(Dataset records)
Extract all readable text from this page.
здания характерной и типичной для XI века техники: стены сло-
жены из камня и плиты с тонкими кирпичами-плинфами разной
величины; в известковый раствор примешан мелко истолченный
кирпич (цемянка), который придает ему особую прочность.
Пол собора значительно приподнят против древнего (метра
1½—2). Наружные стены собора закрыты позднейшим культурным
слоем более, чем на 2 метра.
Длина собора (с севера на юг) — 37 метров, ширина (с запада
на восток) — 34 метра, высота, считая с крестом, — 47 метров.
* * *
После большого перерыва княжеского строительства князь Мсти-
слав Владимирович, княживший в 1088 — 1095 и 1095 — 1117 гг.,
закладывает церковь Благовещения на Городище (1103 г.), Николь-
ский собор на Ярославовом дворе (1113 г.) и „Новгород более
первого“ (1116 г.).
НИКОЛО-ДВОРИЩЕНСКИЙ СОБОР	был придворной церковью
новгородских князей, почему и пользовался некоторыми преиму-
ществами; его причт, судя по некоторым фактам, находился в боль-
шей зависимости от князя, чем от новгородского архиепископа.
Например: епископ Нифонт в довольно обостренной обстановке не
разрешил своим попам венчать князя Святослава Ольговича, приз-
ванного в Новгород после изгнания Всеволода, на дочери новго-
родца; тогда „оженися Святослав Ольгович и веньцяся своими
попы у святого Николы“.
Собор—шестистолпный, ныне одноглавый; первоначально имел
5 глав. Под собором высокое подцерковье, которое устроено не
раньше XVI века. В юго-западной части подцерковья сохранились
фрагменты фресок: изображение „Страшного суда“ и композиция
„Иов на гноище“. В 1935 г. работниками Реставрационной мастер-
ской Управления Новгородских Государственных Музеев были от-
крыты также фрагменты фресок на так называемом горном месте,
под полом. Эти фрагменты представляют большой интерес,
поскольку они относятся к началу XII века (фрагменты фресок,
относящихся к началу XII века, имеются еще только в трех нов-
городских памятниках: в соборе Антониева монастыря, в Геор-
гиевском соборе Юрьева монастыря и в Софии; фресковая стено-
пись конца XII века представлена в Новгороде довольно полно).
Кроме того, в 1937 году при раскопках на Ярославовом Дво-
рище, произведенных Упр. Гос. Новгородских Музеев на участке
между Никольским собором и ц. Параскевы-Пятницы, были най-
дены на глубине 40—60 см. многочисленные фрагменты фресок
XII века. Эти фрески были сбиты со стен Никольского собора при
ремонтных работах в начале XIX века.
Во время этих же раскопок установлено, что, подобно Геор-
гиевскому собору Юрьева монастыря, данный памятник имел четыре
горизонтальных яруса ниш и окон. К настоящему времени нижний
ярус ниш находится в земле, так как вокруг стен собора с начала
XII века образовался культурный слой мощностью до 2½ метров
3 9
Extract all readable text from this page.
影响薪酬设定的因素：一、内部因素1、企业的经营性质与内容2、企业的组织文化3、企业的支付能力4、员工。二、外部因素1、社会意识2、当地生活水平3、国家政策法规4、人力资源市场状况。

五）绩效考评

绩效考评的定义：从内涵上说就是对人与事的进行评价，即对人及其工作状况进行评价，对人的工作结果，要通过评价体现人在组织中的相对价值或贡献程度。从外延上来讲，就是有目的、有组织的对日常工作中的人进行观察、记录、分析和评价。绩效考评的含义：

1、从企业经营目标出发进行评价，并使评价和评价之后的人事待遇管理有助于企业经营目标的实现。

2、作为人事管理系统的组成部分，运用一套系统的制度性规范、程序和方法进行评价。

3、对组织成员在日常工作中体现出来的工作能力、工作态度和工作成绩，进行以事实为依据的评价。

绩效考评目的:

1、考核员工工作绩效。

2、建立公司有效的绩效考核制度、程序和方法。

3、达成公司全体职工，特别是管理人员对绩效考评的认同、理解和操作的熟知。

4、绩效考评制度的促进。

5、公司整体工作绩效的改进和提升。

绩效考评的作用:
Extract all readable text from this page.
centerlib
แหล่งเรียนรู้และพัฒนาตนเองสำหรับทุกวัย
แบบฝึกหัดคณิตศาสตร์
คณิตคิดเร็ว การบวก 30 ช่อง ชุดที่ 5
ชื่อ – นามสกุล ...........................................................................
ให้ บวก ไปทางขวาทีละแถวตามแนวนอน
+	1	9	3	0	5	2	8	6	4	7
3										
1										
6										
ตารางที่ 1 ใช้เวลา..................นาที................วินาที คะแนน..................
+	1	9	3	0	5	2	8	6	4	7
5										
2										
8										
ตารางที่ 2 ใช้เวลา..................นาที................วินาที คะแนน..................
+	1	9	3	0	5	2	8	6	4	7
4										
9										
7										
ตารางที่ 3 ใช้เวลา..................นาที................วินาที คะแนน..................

### What you are asked to do
Look over the listing above. Pick out and copy every line that includes "соборе".

### Exercise result
городских памятниках: в соборе Антониева монастыря, в Геор-
гиевском соборе Юрьева монастыря и в Софии; фресковая стено-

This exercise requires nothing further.